TASK STATEMENT >> Leave the pictures out and print every record below exactly as it stands.
>> start
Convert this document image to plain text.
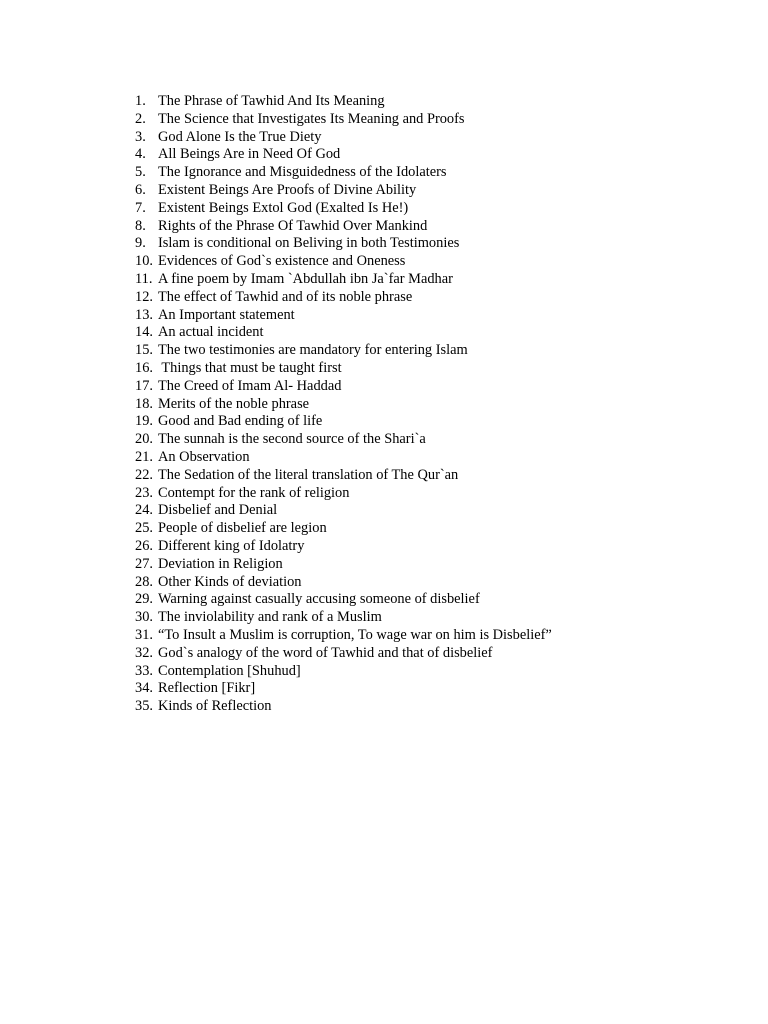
1. The Phrase of Tawhid And Its Meaning
2. The Science that Investigates Its Meaning and Proofs
3. God Alone Is the True Diety
4. All Beings Are in Need Of God
5. The Ignorance and Misguidedness of the Idolaters
6. Existent Beings Are Proofs of Divine Ability
7. Existent Beings Extol God (Exalted Is He!)
8. Rights of the Phrase Of Tawhid Over Mankind
9. Islam is conditional on Beliving in both Testimonies
10. Evidences of God`s existence and Oneness
11. A fine poem by Imam `Abdullah ibn Ja`far Madhar
12. The effect of Tawhid and of its noble phrase
13. An Important statement
14. An actual incident
15. The two testimonies are mandatory for entering Islam
16. Things that must be taught first
17. The Creed of Imam Al- Haddad
18. Merits of the noble phrase
19. Good and Bad ending of life
20. The sunnah is the second source of the Shari`a
21. An Observation
22. The Sedation of the literal translation of The Qur`an
23. Contempt for the rank of religion
24. Disbelief and Denial
25. People of disbelief are legion
26. Different king of Idolatry
27. Deviation in Religion
28. Other Kinds of deviation
29. Warning against casually accusing someone of disbelief
30. The inviolability and rank of a Muslim
31. “To Insult a Muslim is corruption, To wage war on him is Disbelief”
32. God`s analogy of the word of Tawhid and that of disbelief
33. Contemplation [Shuhud]
34. Reflection [Fikr]
35. Kinds of Reflection
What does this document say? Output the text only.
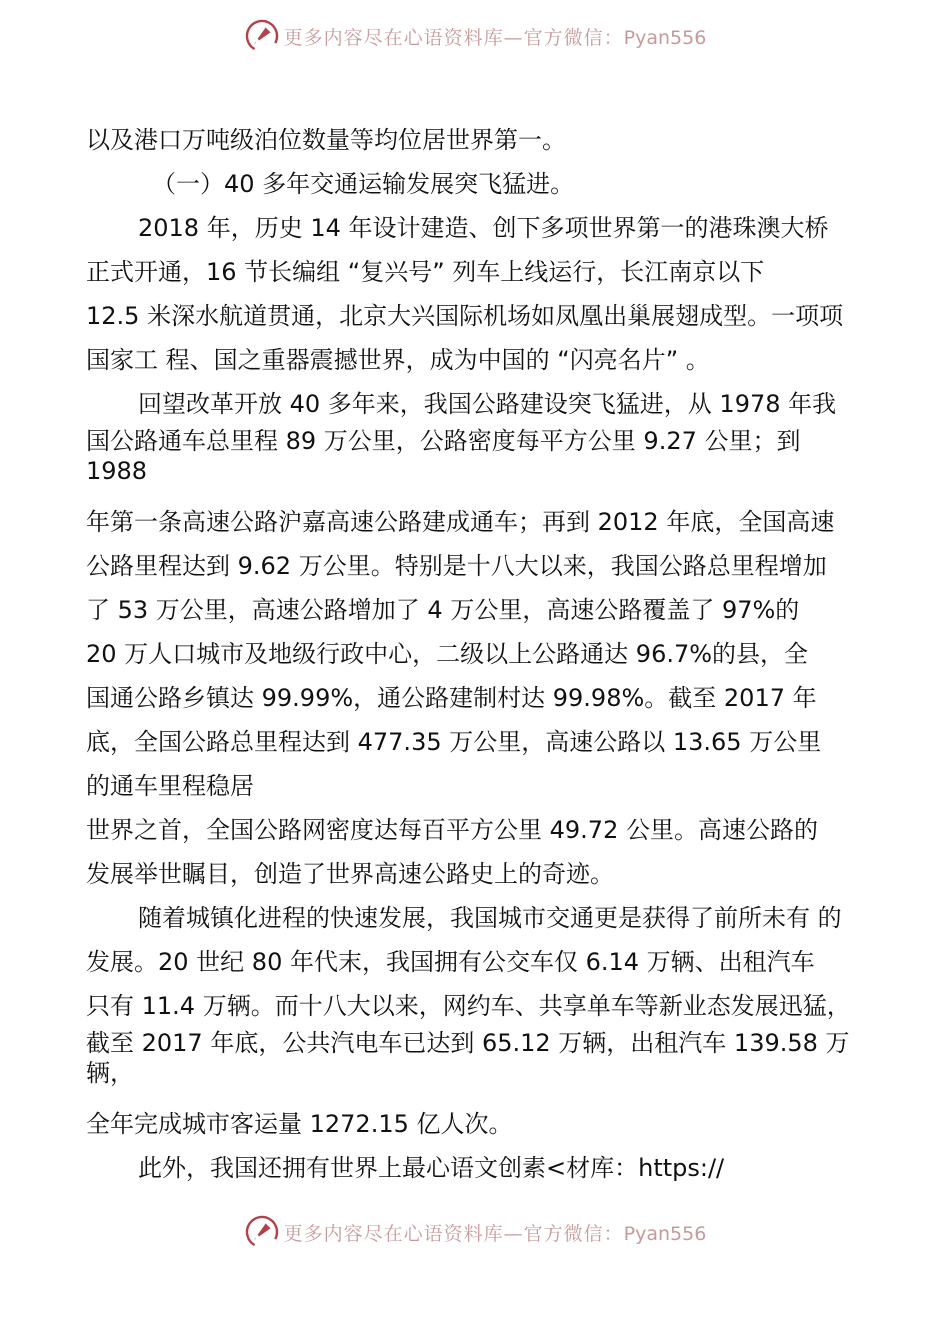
更多内容尽在心语资料库—官方微信：Pyan556

以及港口万吨级泊位数量等均位居世界第一。

（一）40 多年交通运输发展突飞猛进。

2018 年，历史 14 年设计建造、创下多项世界第一的港珠澳大桥

正式开通，16 节长编组 “复兴号” 列车上线运行，长江南京以下

12.5 米深水航道贯通，北京大兴国际机场如凤凰出巢展翅成型。一项项

国家工 程、国之重器震撼世界，成为中国的 “闪亮名片” 。

回望改革开放 40 多年来，我国公路建设突飞猛进，从 1978 年我

国公路通车总里程 89 万公里，公路密度每平方公里 9.27 公里；到

1988

年第一条高速公路沪嘉高速公路建成通车；再到 2012 年底，全国高速

公路里程达到 9.62 万公里。特别是十八大以来，我国公路总里程增加

了 53 万公里，高速公路增加了 4 万公里，高速公路覆盖了 97%的

20 万人口城市及地级行政中心，二级以上公路通达 96.7%的县，全

国通公路乡镇达 99.99%，通公路建制村达 99.98%。截至 2017 年

底，全国公路总里程达到 477.35 万公里，高速公路以 13.65 万公里

的通车里程稳居

世界之首，全国公路网密度达每百平方公里 49.72 公里。高速公路的

发展举世瞩目，创造了世界高速公路史上的奇迹。

随着城镇化进程的快速发展，我国城市交通更是获得了前所未有 的

发展。20 世纪 80 年代末，我国拥有公交车仅 6.14 万辆、出租汽车

只有 11.4 万辆。而十八大以来，网约车、共享单车等新业态发展迅猛，

截至 2017 年底，公共汽电车已达到 65.12 万辆，出租汽车 139.58 万

辆，

全年完成城市客运量 1272.15 亿人次。

此外，我国还拥有世界上最心语文创素<材库：https://

更多内容尽在心语资料库—官方微信：Pyan556
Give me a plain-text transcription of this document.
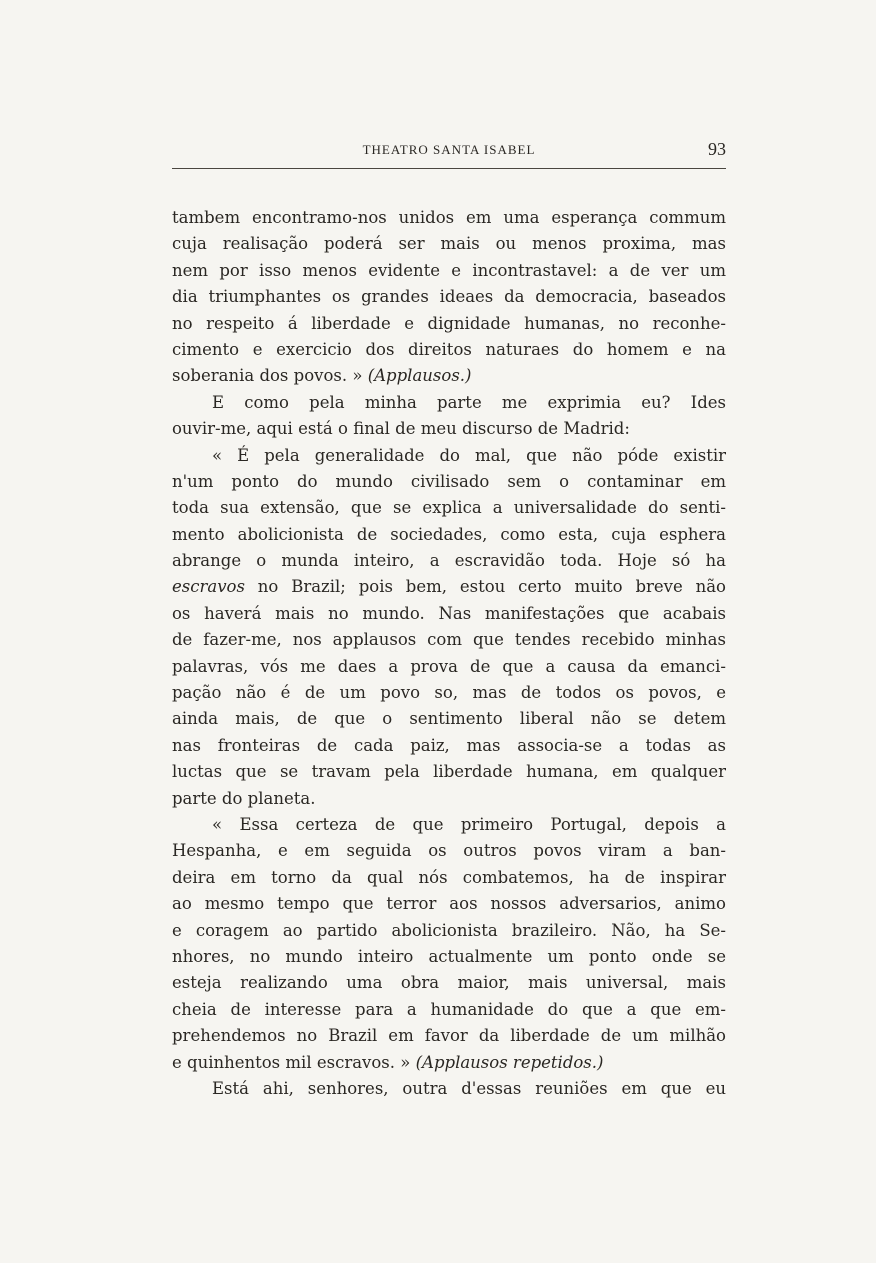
THEATRO SANTA ISABEL	93
tambem encontramo-nos unidos em uma esperança commum
cuja realisação poderá ser mais ou menos proxima, mas
nem por isso menos evidente e incontrastavel: a de ver um
dia triumphantes os grandes ideaes da democracia, baseados
no respeito á liberdade e dignidade humanas, no reconhe-
cimento e exercicio dos direitos naturaes do homem e na
soberania dos povos. » (Applausos.)
E como pela minha parte me exprimia eu? Ides
ouvir-me, aqui está o final de meu discurso de Madrid:
« É pela generalidade do mal, que não póde existir
n'um ponto do mundo civilisado sem o contaminar em
toda sua extensão, que se explica a universalidade do senti-
mento abolicionista de sociedades, como esta, cuja esphera
abrange o munda inteiro, a escravidão toda. Hoje só ha
escravos no Brazil; pois bem, estou certo muito breve não
os haverá mais no mundo. Nas manifestações que acabais
de fazer-me, nos applausos com que tendes recebido minhas
palavras, vós me daes a prova de que a causa da emanci-
pação não é de um povo so, mas de todos os povos, e
ainda mais, de que o sentimento liberal não se detem
nas fronteiras de cada paiz, mas associa-se a todas as
luctas que se travam pela liberdade humana, em qualquer
parte do planeta.
« Essa certeza de que primeiro Portugal, depois a
Hespanha, e em seguida os outros povos viram a ban-
deira em torno da qual nós combatemos, ha de inspirar
ao mesmo tempo que terror aos nossos adversarios, animo
e coragem ao partido abolicionista brazileiro. Não, ha Se-
nhores, no mundo inteiro actualmente um ponto onde se
esteja realizando uma obra maior, mais universal, mais
cheia de interesse para a humanidade do que a que em-
prehendemos no Brazil em favor da liberdade de um milhão
e quinhentos mil escravos. » (Applausos repetidos.)
Está ahi, senhores, outra d'essas reuniões em que eu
>> end
OUTPUT >>
Convert this document image to plain text.
1. The Phrase of Tawhid And Its Meaning
2. The Science that Investigates Its Meaning and Proofs
3. God Alone Is the True Diety
4. All Beings Are in Need Of God
5. The Ignorance and Misguidedness of the Idolaters
6. Existent Beings Are Proofs of Divine Ability
7. Existent Beings Extol God (Exalted Is He!)
8. Rights of the Phrase Of Tawhid Over Mankind
9. Islam is conditional on Beliving in both Testimonies
10. Evidences of God`s existence and Oneness
11. A fine poem by Imam `Abdullah ibn Ja`far Madhar
12. The effect of Tawhid and of its noble phrase
13. An Important statement
14. An actual incident
15. The two testimonies are mandatory for entering Islam
16. Things that must be taught first
17. The Creed of Imam Al- Haddad
18. Merits of the noble phrase
19. Good and Bad ending of life
20. The sunnah is the second source of the Shari`a
21. An Observation
22. The Sedation of the literal translation of The Qur`an
23. Contempt for the rank of religion
24. Disbelief and Denial
25. People of disbelief are legion
26. Different king of Idolatry
27. Deviation in Religion
28. Other Kinds of deviation
29. Warning against casually accusing someone of disbelief
30. The inviolability and rank of a Muslim
31. “To Insult a Muslim is corruption, To wage war on him is Disbelief”
32. God`s analogy of the word of Tawhid and that of disbelief
33. Contemplation [Shuhud]
34. Reflection [Fikr]
35. Kinds of Reflection
What does this document say? Output the text only.
更多内容尽在心语资料库—官方微信：Pyan556

以及港口万吨级泊位数量等均位居世界第一。

（一）40 多年交通运输发展突飞猛进。

2018 年，历史 14 年设计建造、创下多项世界第一的港珠澳大桥

正式开通，16 节长编组 “复兴号” 列车上线运行，长江南京以下

12.5 米深水航道贯通，北京大兴国际机场如凤凰出巢展翅成型。一项项

国家工 程、国之重器震撼世界，成为中国的 “闪亮名片” 。

回望改革开放 40 多年来，我国公路建设突飞猛进，从 1978 年我

国公路通车总里程 89 万公里，公路密度每平方公里 9.27 公里；到

1988

年第一条高速公路沪嘉高速公路建成通车；再到 2012 年底，全国高速

公路里程达到 9.62 万公里。特别是十八大以来，我国公路总里程增加

了 53 万公里，高速公路增加了 4 万公里，高速公路覆盖了 97%的

20 万人口城市及地级行政中心，二级以上公路通达 96.7%的县，全

国通公路乡镇达 99.99%，通公路建制村达 99.98%。截至 2017 年

底，全国公路总里程达到 477.35 万公里，高速公路以 13.65 万公里

的通车里程稳居

世界之首，全国公路网密度达每百平方公里 49.72 公里。高速公路的

发展举世瞩目，创造了世界高速公路史上的奇迹。

随着城镇化进程的快速发展，我国城市交通更是获得了前所未有 的

发展。20 世纪 80 年代末，我国拥有公交车仅 6.14 万辆、出租汽车

只有 11.4 万辆。而十八大以来，网约车、共享单车等新业态发展迅猛，

截至 2017 年底，公共汽电车已达到 65.12 万辆，出租汽车 139.58 万

辆，

全年完成城市客运量 1272.15 亿人次。

此外，我国还拥有世界上最心语文创素<材库：https://

更多内容尽在心语资料库—官方微信：Pyan556
Give me a plain-text transcription of this document.
THEATRO SANTA ISABEL	93
tambem encontramo-nos unidos em uma esperança commum
cuja realisação poderá ser mais ou menos proxima, mas
nem por isso menos evidente e incontrastavel: a de ver um
dia triumphantes os grandes ideaes da democracia, baseados
no respeito á liberdade e dignidade humanas, no reconhe-
cimento e exercicio dos direitos naturaes do homem e na
soberania dos povos. » (Applausos.)
E como pela minha parte me exprimia eu? Ides
ouvir-me, aqui está o final de meu discurso de Madrid:
« É pela generalidade do mal, que não póde existir
n'um ponto do mundo civilisado sem o contaminar em
toda sua extensão, que se explica a universalidade do senti-
mento abolicionista de sociedades, como esta, cuja esphera
abrange o munda inteiro, a escravidão toda. Hoje só ha
escravos no Brazil; pois bem, estou certo muito breve não
os haverá mais no mundo. Nas manifestações que acabais
de fazer-me, nos applausos com que tendes recebido minhas
palavras, vós me daes a prova de que a causa da emanci-
pação não é de um povo so, mas de todos os povos, e
ainda mais, de que o sentimento liberal não se detem
nas fronteiras de cada paiz, mas associa-se a todas as
luctas que se travam pela liberdade humana, em qualquer
parte do planeta.
« Essa certeza de que primeiro Portugal, depois a
Hespanha, e em seguida os outros povos viram a ban-
deira em torno da qual nós combatemos, ha de inspirar
ao mesmo tempo que terror aos nossos adversarios, animo
e coragem ao partido abolicionista brazileiro. Não, ha Se-
nhores, no mundo inteiro actualmente um ponto onde se
esteja realizando uma obra maior, mais universal, mais
cheia de interesse para a humanidade do que a que em-
prehendemos no Brazil em favor da liberdade de um milhão
e quinhentos mil escravos. » (Applausos repetidos.)
Está ahi, senhores, outra d'essas reuniões em que eu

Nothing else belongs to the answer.